[start Rows]

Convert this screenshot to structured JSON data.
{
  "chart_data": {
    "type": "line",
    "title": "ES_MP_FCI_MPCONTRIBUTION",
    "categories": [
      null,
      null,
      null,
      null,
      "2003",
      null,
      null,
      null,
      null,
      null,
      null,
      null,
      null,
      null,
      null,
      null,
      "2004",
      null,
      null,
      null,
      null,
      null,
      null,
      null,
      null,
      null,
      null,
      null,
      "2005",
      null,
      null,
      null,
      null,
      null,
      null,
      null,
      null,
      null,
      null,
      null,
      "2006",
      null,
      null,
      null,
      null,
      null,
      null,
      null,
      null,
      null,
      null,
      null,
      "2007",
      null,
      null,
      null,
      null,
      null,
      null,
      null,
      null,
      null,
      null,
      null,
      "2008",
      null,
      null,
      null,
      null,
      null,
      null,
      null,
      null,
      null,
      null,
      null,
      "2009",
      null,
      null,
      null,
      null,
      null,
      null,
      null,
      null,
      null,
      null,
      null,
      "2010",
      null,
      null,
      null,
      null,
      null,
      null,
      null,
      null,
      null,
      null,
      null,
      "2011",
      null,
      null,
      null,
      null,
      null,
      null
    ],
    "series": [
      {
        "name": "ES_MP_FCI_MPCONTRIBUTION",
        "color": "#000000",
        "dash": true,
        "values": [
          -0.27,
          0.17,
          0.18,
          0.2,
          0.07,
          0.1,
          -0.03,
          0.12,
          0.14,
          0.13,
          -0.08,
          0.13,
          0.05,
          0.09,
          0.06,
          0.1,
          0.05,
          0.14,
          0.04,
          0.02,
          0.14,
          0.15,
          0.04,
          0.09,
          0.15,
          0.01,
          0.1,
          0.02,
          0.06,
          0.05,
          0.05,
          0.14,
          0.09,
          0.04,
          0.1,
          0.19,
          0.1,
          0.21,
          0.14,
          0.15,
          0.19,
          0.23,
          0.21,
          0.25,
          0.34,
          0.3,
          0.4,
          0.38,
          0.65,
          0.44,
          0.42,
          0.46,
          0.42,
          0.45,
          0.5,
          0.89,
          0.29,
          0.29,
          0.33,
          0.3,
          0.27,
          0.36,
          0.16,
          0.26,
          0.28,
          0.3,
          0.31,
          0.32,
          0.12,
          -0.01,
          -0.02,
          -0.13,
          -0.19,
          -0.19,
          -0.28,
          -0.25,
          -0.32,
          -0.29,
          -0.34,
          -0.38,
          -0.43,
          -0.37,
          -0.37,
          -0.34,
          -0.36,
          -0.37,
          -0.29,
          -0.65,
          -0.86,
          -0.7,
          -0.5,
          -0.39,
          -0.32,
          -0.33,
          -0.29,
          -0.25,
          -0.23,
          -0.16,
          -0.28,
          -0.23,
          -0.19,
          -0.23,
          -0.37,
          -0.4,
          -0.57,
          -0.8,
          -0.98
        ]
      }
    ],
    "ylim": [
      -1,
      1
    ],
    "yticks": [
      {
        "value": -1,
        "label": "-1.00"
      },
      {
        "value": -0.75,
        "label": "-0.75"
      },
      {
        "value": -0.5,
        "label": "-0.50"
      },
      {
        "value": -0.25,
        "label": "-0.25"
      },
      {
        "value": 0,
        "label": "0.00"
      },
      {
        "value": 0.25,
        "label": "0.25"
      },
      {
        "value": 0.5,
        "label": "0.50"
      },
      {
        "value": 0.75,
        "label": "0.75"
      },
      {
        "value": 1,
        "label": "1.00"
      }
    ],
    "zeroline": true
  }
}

[end Rows]

Exercise goal
Look through the lines above and collect those with the word "label".

Exercise output
        "label": "-1.00"
        "label": "-0.75"
        "label": "-0.50"
        "label": "-0.25"
        "label": "0.00"
        "label": "0.25"
        "label": "0.50"
        "label": "0.75"
        "label": "1.00"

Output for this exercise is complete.